* REQUIRED WORK:
Identify the lines bearing the string "cell" and gather them.

[begin RAW RECORDS]

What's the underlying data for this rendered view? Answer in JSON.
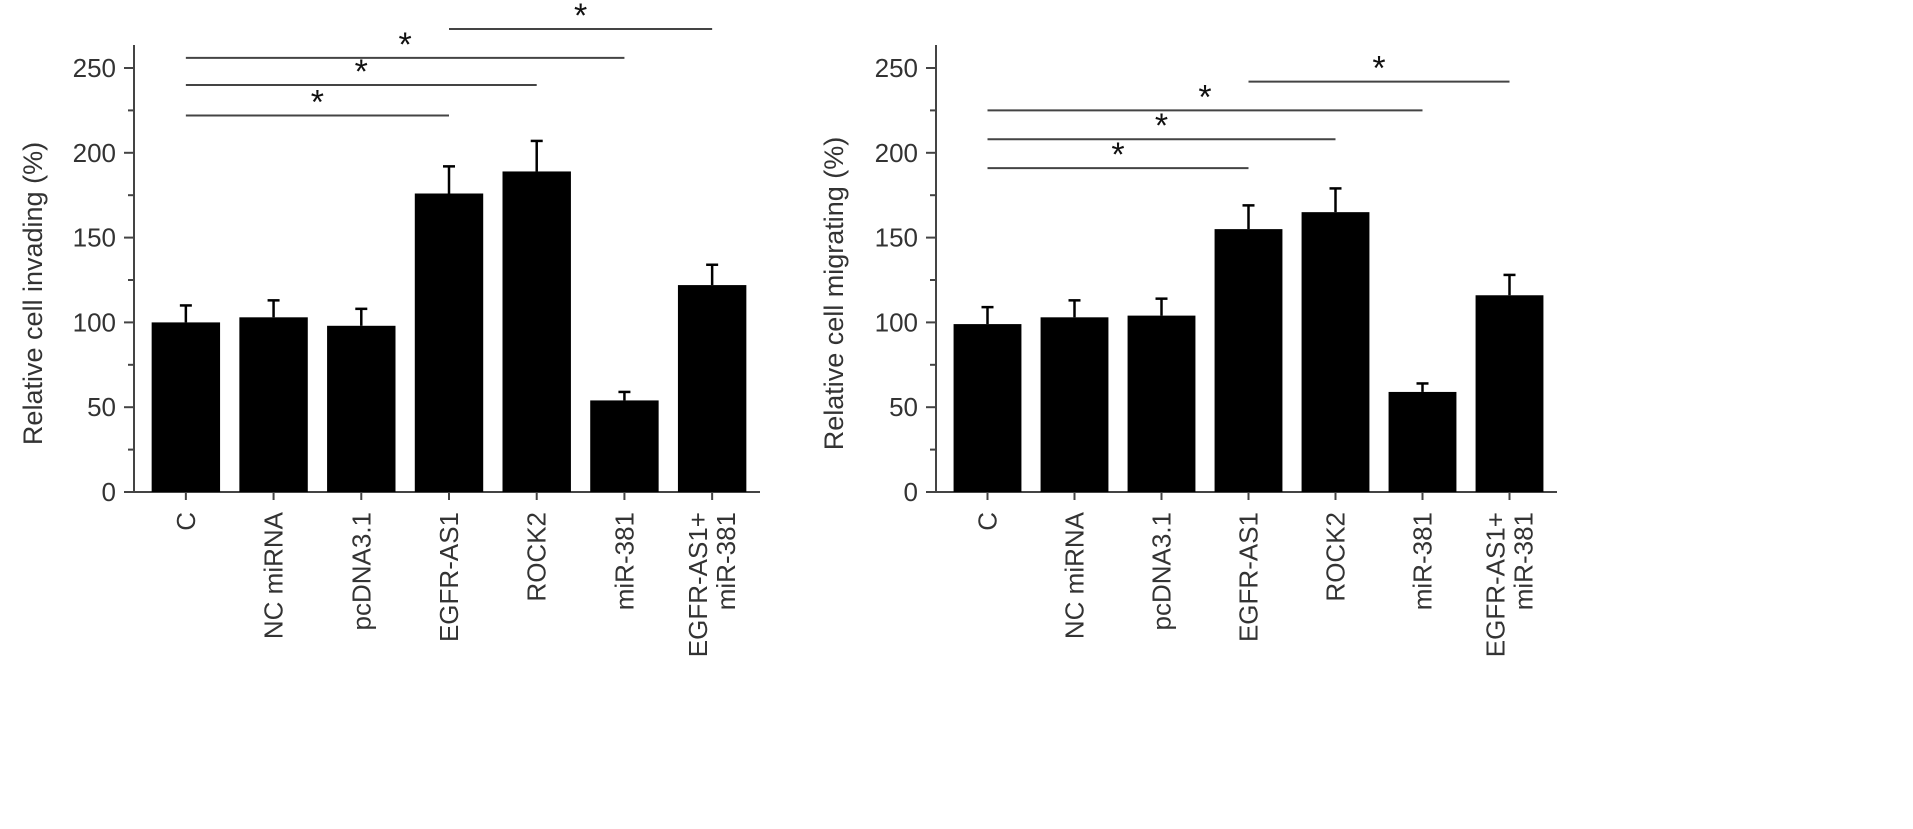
{
  "chart_data": [
    {
      "type": "bar",
      "ylabel": "Relative cell invading (%)",
      "ylim": [
        0,
        250
      ],
      "yticks": [
        0,
        50,
        100,
        150,
        200,
        250
      ],
      "categories": [
        [
          "C"
        ],
        [
          "NC miRNA"
        ],
        [
          "pcDNA3.1"
        ],
        [
          "EGFR-AS1"
        ],
        [
          "ROCK2"
        ],
        [
          "miR-381"
        ],
        [
          "EGFR-AS1+",
          "miR-381"
        ]
      ],
      "values": [
        100,
        103,
        98,
        176,
        189,
        54,
        122
      ],
      "errors": [
        10,
        10,
        10,
        16,
        18,
        5,
        12
      ],
      "significance": [
        {
          "from": 0,
          "to": 3,
          "label": "*",
          "y": 222
        },
        {
          "from": 0,
          "to": 4,
          "label": "*",
          "y": 240
        },
        {
          "from": 0,
          "to": 5,
          "label": "*",
          "y": 256
        },
        {
          "from": 3,
          "to": 6,
          "label": "*",
          "y": 273
        }
      ],
      "bar_color": "#000000"
    },
    {
      "type": "bar",
      "ylabel": "Relative cell migrating (%)",
      "ylim": [
        0,
        250
      ],
      "yticks": [
        0,
        50,
        100,
        150,
        200,
        250
      ],
      "categories": [
        [
          "C"
        ],
        [
          "NC miRNA"
        ],
        [
          "pcDNA3.1"
        ],
        [
          "EGFR-AS1"
        ],
        [
          "ROCK2"
        ],
        [
          "miR-381"
        ],
        [
          "EGFR-AS1+",
          "miR-381"
        ]
      ],
      "values": [
        99,
        103,
        104,
        155,
        165,
        59,
        116
      ],
      "errors": [
        10,
        10,
        10,
        14,
        14,
        5,
        12
      ],
      "significance": [
        {
          "from": 0,
          "to": 3,
          "label": "*",
          "y": 191
        },
        {
          "from": 0,
          "to": 4,
          "label": "*",
          "y": 208
        },
        {
          "from": 0,
          "to": 5,
          "label": "*",
          "y": 225
        },
        {
          "from": 3,
          "to": 6,
          "label": "*",
          "y": 242
        }
      ],
      "bar_color": "#000000"
    }
  ]
}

[end RAW RECORDS]

* OUTPUT BELOW:
      "ylabel": "Relative cell invading (%)",
      "ylabel": "Relative cell migrating (%)",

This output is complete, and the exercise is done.